■ DIRECTIVE:
Copy every row below word for word, leaving out any picture.

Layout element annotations
★ ★ ★
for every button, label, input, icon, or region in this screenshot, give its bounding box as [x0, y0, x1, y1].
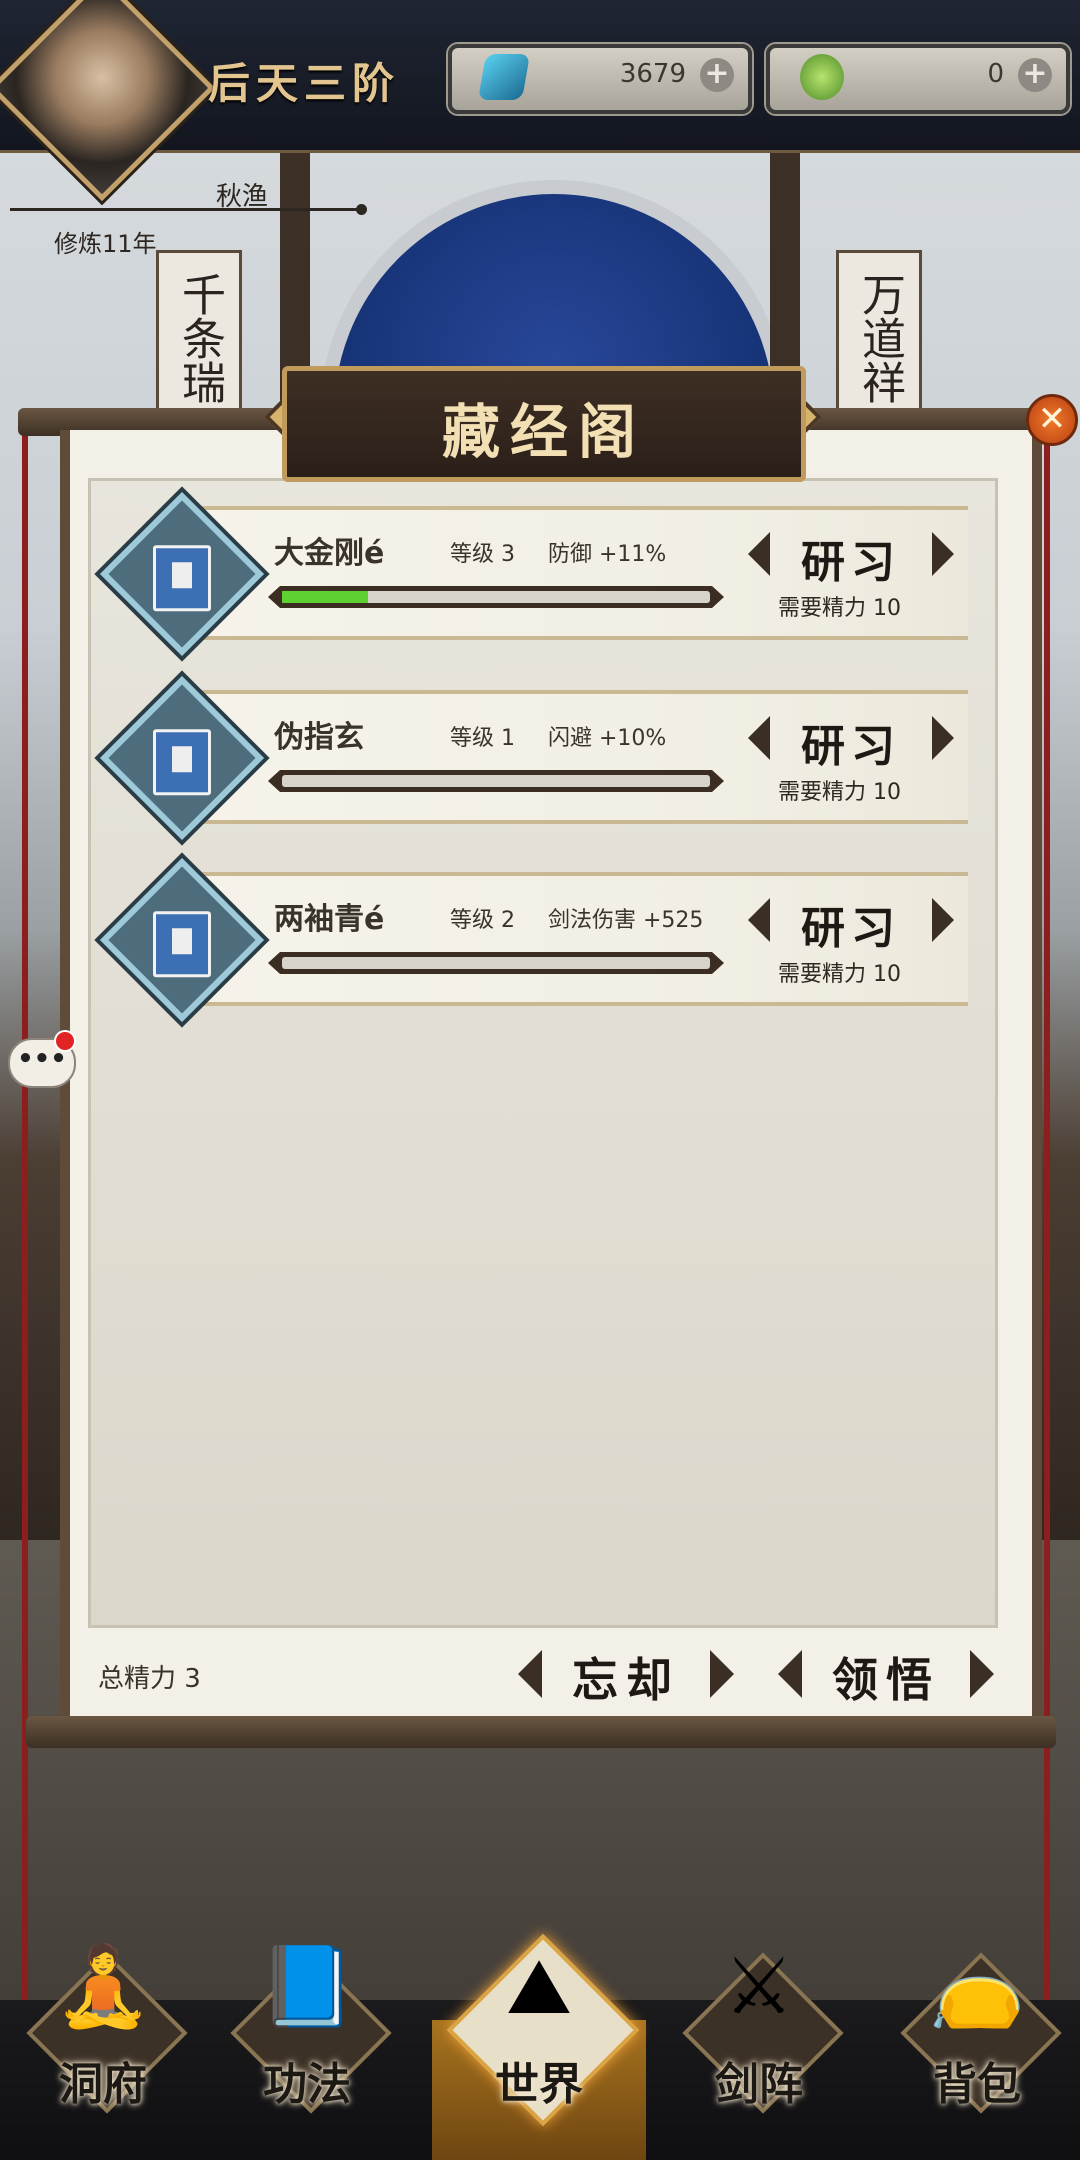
add-crystal-button[interactable]: + [700, 58, 734, 92]
jade-amount: 0 [987, 59, 1004, 89]
skill-level: 等级 1 [450, 726, 515, 751]
skill-progress-bar [268, 770, 724, 792]
sword-formation-icon: ⚔ [724, 1942, 794, 2032]
left-arrow-icon [748, 532, 770, 576]
study-button[interactable]: 研习 [748, 892, 954, 954]
panel-title: 藏经阁 [441, 398, 646, 466]
left-arrow-icon [778, 1650, 802, 1698]
top-bar: 后天三阶 3679 + 0 + [0, 0, 1080, 202]
nav-label: 背包 [933, 2059, 1021, 2110]
nav-techniques[interactable]: 📘 功法 [222, 1920, 392, 2150]
comprehend-button[interactable]: 领悟 [778, 1642, 994, 1707]
energy-cost: 需要精力 10 [778, 962, 901, 987]
skill-name: 大金刚é [274, 536, 385, 571]
right-arrow-icon [932, 898, 954, 942]
study-button-label: 研习 [801, 537, 901, 588]
skill-progress-bar [268, 586, 724, 608]
skill-effect: 闪避 +10% [548, 726, 667, 751]
right-arrow-icon [970, 1650, 994, 1698]
banner-left: 千条瑞 [156, 250, 242, 426]
name-underline-dot [356, 204, 367, 215]
panel-bottom-rod [26, 1716, 1056, 1748]
skill-effect: 剑法伤害 +525 [548, 908, 704, 933]
nav-label: 世界 [495, 2059, 583, 2110]
skill-level: 等级 2 [450, 908, 515, 933]
left-arrow-icon [748, 716, 770, 760]
energy-cost: 需要精力 10 [778, 780, 901, 805]
energy-cost: 需要精力 10 [778, 596, 901, 621]
nav-backpack[interactable]: 👝 背包 [892, 1920, 1062, 2150]
panel-title-plaque: 藏经阁 [282, 366, 806, 482]
crystal-currency: 3679 + [448, 44, 752, 114]
left-rope [22, 420, 28, 2020]
right-arrow-icon [932, 532, 954, 576]
book-cover [153, 911, 211, 978]
right-rope [1044, 420, 1050, 2020]
world-map-icon: ⛰ [506, 1942, 572, 2032]
comprehend-button-label: 领悟 [832, 1653, 940, 1707]
nav-cave[interactable]: 🧘 洞府 [18, 1920, 188, 2150]
skill-progress-fill [282, 591, 368, 603]
skill-row: 大金刚é 等级 3 防御 +11% 研习 需要精力 10 [99, 491, 970, 657]
crystal-amount: 3679 [619, 59, 686, 89]
book-cover [153, 729, 211, 796]
skill-level: 等级 3 [450, 542, 515, 567]
total-energy: 总精力 3 [98, 1664, 201, 1694]
forget-button[interactable]: 忘却 [518, 1642, 734, 1707]
study-button-label: 研习 [801, 903, 901, 954]
nav-sword-formation[interactable]: ⚔ 剑阵 [674, 1920, 844, 2150]
nav-label: 剑阵 [715, 2059, 803, 2110]
left-arrow-icon [518, 1650, 542, 1698]
skill-row: 伪指玄 等级 1 闪避 +10% 研习 需要精力 10 [99, 675, 970, 841]
add-jade-button[interactable]: + [1018, 58, 1052, 92]
right-arrow-icon [932, 716, 954, 760]
nav-label: 洞府 [59, 2059, 147, 2110]
scripture-book-icon: 📘 [258, 1942, 356, 2032]
blue-crystal-icon [477, 54, 531, 100]
treasure-bag-icon: 👝 [928, 1942, 1026, 2032]
left-arrow-icon [748, 898, 770, 942]
rank-title: 后天三阶 [208, 59, 401, 108]
skill-row: 两袖青é 等级 2 剑法伤害 +525 研习 需要精力 10 [99, 857, 970, 1023]
study-button[interactable]: 研习 [748, 526, 954, 588]
skill-effect: 防御 +11% [548, 542, 667, 567]
study-button[interactable]: 研习 [748, 710, 954, 772]
immortal-cave-icon: 🧘 [54, 1942, 152, 2032]
banner-right: 万道祥 [836, 250, 922, 426]
name-underline [10, 208, 360, 211]
book-cover [153, 545, 211, 612]
skill-progress-bar [268, 952, 724, 974]
close-button[interactable]: ✕ [1026, 394, 1078, 446]
scripture-list-area [88, 478, 998, 1628]
notification-dot [54, 1030, 76, 1052]
jade-currency: 0 + [766, 44, 1070, 114]
right-arrow-icon [710, 1650, 734, 1698]
skill-name: 两袖青é [274, 902, 385, 937]
nav-label: 功法 [263, 2059, 351, 2110]
nav-world[interactable]: ⛰ 世界 [446, 1920, 640, 2150]
forget-button-label: 忘却 [572, 1653, 680, 1707]
skill-name: 伪指玄 [274, 720, 364, 755]
study-button-label: 研习 [801, 721, 901, 772]
jade-coin-icon [800, 54, 844, 100]
cultivate-years: 修炼11年 [54, 230, 157, 258]
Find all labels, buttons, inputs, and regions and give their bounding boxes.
★ ★ ★
■ FINAL ANSWER:
for every button, label, input, icon, or region in this screenshot, give its bounding box as [x0, y0, x1, y1].
add-crystal-button[interactable]: + [700, 58, 734, 92]
jade-amount: 0 [987, 59, 1004, 89]
skill-level: 等级 1 [450, 726, 515, 751]
skill-progress-bar [268, 770, 724, 792]
sword-formation-icon: ⚔ [724, 1942, 794, 2032]
left-arrow-icon [748, 532, 770, 576]
study-button[interactable]: 研习 [748, 892, 954, 954]
panel-title: 藏经阁 [441, 398, 646, 466]
left-arrow-icon [778, 1650, 802, 1698]
top-bar: 后天三阶 3679 + 0 + [0, 0, 1080, 202]
nav-label: 背包 [933, 2059, 1021, 2110]
nav-techniques[interactable]: 📘 功法 [222, 1920, 392, 2150]
comprehend-button[interactable]: 领悟 [778, 1642, 994, 1707]
energy-cost: 需要精力 10 [778, 962, 901, 987]
skill-name: 大金刚é [274, 536, 385, 571]
right-arrow-icon [932, 898, 954, 942]
study-button-label: 研习 [801, 537, 901, 588]
skill-progress-bar [268, 586, 724, 608]
skill-effect: 闪避 +10% [548, 726, 667, 751]
right-arrow-icon [970, 1650, 994, 1698]
banner-left: 千条瑞 [156, 250, 242, 426]
name-underline-dot [356, 204, 367, 215]
panel-bottom-rod [26, 1716, 1056, 1748]
skill-effect: 剑法伤害 +525 [548, 908, 704, 933]
nav-label: 世界 [495, 2059, 583, 2110]
skill-level: 等级 2 [450, 908, 515, 933]
left-arrow-icon [748, 716, 770, 760]
energy-cost: 需要精力 10 [778, 780, 901, 805]
energy-cost: 需要精力 10 [778, 596, 901, 621]
nav-backpack[interactable]: 👝 背包 [892, 1920, 1062, 2150]
panel-title-plaque: 藏经阁 [282, 366, 806, 482]
crystal-currency: 3679 + [448, 44, 752, 114]
left-rope [22, 420, 28, 2020]
right-arrow-icon [932, 532, 954, 576]
book-cover [153, 911, 211, 978]
right-rope [1044, 420, 1050, 2020]
world-map-icon: ⛰ [506, 1942, 572, 2032]
comprehend-button-label: 领悟 [832, 1653, 940, 1707]
nav-cave[interactable]: 🧘 洞府 [18, 1920, 188, 2150]
skill-progress-fill [282, 591, 368, 603]
skill-row: 大金刚é 等级 3 防御 +11% 研习 需要精力 10 [99, 491, 970, 657]
crystal-amount: 3679 [619, 59, 686, 89]
book-cover [153, 729, 211, 796]
skill-level: 等级 3 [450, 542, 515, 567]
total-energy: 总精力 3 [98, 1664, 201, 1694]
forget-button[interactable]: 忘却 [518, 1642, 734, 1707]
study-button-label: 研习 [801, 903, 901, 954]
nav-sword-formation[interactable]: ⚔ 剑阵 [674, 1920, 844, 2150]
nav-label: 剑阵 [715, 2059, 803, 2110]
left-arrow-icon [518, 1650, 542, 1698]
skill-row: 伪指玄 等级 1 闪避 +10% 研习 需要精力 10 [99, 675, 970, 841]
add-jade-button[interactable]: + [1018, 58, 1052, 92]
right-arrow-icon [932, 716, 954, 760]
nav-label: 洞府 [59, 2059, 147, 2110]
scripture-book-icon: 📘 [258, 1942, 356, 2032]
blue-crystal-icon [477, 54, 531, 100]
treasure-bag-icon: 👝 [928, 1942, 1026, 2032]
left-arrow-icon [748, 898, 770, 942]
rank-title: 后天三阶 [208, 59, 401, 108]
skill-row: 两袖青é 等级 2 剑法伤害 +525 研习 需要精力 10 [99, 857, 970, 1023]
study-button[interactable]: 研习 [748, 526, 954, 588]
skill-effect: 防御 +11% [548, 542, 667, 567]
study-button[interactable]: 研习 [748, 710, 954, 772]
immortal-cave-icon: 🧘 [54, 1942, 152, 2032]
banner-right: 万道祥 [836, 250, 922, 426]
name-underline [10, 208, 360, 211]
book-cover [153, 545, 211, 612]
skill-progress-bar [268, 952, 724, 974]
close-button[interactable]: ✕ [1026, 394, 1078, 446]
scripture-list-area [88, 478, 998, 1628]
notification-dot [54, 1030, 76, 1052]
jade-currency: 0 + [766, 44, 1070, 114]
right-arrow-icon [710, 1650, 734, 1698]
skill-name: 两袖青é [274, 902, 385, 937]
nav-label: 功法 [263, 2059, 351, 2110]
nav-world[interactable]: ⛰ 世界 [446, 1920, 640, 2150]
forget-button-label: 忘却 [572, 1653, 680, 1707]
skill-name: 伪指玄 [274, 720, 364, 755]
study-button-label: 研习 [801, 721, 901, 772]
jade-coin-icon [800, 54, 844, 100]
cultivate-years: 修炼11年 [54, 230, 157, 258]
Find all labels, buttons, inputs, and regions and give their bounding boxes.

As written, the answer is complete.